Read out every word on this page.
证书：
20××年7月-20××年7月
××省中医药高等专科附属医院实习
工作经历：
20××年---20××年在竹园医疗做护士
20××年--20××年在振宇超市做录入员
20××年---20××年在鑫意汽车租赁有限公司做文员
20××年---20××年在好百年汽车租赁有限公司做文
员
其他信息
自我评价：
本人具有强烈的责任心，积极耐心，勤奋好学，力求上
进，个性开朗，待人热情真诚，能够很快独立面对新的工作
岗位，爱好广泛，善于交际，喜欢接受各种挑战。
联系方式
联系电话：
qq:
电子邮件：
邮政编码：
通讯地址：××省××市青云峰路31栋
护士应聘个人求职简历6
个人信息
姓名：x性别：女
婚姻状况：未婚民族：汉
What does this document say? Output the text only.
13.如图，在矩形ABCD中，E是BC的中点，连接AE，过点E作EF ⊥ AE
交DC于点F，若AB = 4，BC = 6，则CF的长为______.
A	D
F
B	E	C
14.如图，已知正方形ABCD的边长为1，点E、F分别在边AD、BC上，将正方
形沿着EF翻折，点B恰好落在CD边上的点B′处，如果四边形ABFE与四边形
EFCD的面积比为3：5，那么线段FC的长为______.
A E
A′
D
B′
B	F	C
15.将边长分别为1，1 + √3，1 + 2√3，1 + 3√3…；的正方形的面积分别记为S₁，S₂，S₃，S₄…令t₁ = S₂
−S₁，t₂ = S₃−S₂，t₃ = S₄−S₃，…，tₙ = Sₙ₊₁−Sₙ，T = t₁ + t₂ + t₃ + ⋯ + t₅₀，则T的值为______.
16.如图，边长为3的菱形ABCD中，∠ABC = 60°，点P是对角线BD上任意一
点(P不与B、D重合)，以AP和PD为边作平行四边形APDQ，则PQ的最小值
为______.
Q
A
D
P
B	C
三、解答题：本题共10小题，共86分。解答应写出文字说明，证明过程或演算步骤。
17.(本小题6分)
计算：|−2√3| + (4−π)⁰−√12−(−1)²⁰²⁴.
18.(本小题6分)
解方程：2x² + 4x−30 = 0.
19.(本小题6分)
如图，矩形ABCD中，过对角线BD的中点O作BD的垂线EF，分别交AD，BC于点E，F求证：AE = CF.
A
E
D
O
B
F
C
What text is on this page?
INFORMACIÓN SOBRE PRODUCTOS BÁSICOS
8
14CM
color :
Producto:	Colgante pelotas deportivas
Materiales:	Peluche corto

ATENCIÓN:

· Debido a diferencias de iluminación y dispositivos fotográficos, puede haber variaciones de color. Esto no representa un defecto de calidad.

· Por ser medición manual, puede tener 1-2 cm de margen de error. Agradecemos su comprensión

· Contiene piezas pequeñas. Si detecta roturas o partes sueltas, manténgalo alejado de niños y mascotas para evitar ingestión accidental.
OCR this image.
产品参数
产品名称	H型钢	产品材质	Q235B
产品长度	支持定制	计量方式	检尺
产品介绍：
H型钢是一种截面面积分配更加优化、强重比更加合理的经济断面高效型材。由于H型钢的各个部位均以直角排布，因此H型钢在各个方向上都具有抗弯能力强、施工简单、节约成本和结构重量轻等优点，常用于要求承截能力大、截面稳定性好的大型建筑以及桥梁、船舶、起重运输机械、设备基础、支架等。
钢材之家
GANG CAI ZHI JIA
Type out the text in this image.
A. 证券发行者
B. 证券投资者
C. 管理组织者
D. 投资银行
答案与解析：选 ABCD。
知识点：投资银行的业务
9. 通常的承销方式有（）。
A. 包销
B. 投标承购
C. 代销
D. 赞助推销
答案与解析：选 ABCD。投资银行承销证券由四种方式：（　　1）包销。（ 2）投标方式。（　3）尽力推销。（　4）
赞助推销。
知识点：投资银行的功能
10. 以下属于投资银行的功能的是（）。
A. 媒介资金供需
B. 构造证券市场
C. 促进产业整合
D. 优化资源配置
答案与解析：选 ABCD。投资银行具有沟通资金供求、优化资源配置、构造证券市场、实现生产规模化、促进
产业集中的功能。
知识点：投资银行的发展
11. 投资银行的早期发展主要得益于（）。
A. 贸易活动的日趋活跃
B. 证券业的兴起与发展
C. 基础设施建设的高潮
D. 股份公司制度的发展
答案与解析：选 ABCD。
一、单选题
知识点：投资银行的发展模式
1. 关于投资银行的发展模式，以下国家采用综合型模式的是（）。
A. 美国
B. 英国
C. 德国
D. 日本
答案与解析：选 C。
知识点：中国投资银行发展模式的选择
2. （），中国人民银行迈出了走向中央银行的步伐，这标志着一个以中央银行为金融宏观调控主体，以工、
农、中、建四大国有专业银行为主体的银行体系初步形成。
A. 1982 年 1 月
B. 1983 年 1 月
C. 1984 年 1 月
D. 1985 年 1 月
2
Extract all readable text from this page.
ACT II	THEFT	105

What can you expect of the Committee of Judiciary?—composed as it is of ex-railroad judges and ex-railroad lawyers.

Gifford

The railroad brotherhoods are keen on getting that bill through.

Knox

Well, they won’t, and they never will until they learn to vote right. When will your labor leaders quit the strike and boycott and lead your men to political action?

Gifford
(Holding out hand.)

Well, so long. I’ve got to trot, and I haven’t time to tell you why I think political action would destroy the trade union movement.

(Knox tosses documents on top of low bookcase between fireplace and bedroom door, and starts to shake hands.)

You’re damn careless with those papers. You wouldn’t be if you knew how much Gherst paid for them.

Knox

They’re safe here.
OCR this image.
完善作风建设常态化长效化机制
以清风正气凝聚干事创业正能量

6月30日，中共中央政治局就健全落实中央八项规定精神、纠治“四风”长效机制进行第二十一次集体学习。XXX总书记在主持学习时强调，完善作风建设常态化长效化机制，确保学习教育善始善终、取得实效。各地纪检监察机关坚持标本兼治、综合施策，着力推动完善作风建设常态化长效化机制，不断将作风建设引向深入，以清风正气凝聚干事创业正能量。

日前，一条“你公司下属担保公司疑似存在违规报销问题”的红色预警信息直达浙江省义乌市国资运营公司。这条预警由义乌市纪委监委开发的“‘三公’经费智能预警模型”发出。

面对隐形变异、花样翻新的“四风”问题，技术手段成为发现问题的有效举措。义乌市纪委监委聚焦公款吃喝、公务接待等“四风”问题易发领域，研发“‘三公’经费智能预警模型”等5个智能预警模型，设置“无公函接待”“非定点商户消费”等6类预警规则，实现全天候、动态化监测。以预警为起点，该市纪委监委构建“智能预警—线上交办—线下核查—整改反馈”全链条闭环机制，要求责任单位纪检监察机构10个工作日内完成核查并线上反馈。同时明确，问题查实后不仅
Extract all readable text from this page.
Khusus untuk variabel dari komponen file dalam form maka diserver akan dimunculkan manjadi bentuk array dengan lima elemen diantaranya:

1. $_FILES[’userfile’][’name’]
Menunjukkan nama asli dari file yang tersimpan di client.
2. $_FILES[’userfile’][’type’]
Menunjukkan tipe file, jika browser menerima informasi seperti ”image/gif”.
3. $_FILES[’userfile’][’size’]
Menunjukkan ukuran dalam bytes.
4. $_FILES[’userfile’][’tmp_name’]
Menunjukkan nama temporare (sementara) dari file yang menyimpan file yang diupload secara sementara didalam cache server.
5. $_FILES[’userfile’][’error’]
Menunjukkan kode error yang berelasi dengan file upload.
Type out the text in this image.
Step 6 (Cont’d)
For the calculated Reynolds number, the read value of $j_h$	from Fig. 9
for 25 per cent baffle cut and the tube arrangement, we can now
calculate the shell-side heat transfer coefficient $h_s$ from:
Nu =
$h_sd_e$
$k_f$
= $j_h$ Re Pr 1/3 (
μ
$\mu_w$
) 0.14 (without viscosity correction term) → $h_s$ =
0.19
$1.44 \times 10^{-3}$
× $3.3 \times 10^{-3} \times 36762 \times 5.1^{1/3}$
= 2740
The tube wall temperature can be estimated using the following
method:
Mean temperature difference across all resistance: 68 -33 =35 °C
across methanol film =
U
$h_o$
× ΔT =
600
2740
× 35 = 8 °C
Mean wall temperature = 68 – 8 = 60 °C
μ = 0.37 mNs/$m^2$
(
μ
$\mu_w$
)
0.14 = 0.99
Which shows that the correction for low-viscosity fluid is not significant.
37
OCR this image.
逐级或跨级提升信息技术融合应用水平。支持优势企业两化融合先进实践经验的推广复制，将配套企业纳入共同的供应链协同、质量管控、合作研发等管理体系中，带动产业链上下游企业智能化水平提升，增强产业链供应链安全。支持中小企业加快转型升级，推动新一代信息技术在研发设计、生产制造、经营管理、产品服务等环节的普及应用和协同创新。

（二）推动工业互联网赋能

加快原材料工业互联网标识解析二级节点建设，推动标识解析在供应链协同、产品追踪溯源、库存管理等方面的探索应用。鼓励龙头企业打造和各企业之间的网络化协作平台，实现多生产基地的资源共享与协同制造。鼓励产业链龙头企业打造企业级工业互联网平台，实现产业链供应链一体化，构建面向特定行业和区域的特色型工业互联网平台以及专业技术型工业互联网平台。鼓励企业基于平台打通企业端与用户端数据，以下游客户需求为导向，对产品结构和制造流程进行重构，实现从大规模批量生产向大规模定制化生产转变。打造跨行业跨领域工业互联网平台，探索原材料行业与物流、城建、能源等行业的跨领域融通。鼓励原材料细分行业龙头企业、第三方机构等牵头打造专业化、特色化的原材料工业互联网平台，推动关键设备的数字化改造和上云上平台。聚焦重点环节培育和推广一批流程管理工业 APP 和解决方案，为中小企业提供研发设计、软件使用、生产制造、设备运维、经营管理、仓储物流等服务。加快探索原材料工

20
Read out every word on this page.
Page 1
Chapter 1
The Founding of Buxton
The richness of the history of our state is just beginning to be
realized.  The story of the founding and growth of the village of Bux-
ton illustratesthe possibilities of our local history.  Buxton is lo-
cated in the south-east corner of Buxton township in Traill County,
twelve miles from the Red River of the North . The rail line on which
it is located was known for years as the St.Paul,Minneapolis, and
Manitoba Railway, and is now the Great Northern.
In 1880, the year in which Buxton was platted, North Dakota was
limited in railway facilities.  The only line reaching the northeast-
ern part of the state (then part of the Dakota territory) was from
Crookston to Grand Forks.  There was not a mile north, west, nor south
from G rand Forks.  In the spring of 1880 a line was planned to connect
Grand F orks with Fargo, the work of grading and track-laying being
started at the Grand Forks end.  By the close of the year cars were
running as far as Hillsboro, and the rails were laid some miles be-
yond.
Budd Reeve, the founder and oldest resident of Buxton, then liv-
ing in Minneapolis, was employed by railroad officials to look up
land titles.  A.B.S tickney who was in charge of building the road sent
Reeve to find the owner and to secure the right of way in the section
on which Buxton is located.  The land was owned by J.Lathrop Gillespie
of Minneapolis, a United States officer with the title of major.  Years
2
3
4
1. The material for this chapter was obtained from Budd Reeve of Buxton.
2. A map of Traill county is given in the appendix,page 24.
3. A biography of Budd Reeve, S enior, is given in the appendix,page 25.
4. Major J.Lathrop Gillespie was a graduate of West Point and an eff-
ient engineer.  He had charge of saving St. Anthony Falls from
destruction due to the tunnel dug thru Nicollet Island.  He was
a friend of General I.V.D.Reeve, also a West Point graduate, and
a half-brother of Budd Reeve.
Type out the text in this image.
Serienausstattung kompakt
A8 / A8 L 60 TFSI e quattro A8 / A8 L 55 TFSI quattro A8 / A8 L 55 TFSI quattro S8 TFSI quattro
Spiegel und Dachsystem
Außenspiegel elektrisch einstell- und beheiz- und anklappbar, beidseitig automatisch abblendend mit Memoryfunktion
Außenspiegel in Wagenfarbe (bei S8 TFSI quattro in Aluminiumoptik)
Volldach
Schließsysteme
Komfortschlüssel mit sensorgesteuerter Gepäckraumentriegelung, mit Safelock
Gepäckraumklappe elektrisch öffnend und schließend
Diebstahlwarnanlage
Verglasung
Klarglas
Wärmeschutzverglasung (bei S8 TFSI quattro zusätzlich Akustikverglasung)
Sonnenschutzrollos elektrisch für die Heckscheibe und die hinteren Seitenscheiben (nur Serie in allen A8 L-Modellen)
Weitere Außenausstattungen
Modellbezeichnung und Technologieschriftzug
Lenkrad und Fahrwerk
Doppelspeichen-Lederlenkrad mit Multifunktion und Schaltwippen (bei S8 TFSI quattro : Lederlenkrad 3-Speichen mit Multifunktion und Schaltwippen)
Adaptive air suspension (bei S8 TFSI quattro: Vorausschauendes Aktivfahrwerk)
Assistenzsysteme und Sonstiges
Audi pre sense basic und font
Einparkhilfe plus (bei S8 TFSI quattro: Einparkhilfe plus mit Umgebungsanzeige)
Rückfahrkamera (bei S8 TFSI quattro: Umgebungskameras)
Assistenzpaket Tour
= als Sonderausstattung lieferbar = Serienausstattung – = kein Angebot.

◇ ◇ ◇

**What the exercise asks**
Gather from the entries above all lines that include the string "railroad".

**Final answer**
What can you expect of the Committee of Judiciary?—composed as it is of ex-railroad judges and ex-railroad lawyers.
The railroad brotherhoods are keen on getting that bill through.
ing in Minneapolis, was employed by railroad officials to look up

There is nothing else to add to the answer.